### PROBLEM DETAILS
Copy out each of the records below, line for line, with no changes.

### EXTRACTED DATA

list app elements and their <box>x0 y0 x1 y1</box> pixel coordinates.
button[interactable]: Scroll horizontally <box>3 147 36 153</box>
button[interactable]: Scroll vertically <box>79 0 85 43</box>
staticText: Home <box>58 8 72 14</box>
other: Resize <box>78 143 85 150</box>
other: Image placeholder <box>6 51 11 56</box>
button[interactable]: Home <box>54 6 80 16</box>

### RESULT
list app elements and their <box>x0 y0 x1 y1</box> pixel coordinates.
button[interactable]: Scroll horizontally <box>3 147 36 153</box>
button[interactable]: Scroll vertically <box>79 0 85 43</box>
staticText: Home <box>58 8 72 14</box>
other: Resize <box>78 143 85 150</box>
other: Image placeholder <box>6 51 11 56</box>
button[interactable]: Home <box>54 6 80 16</box>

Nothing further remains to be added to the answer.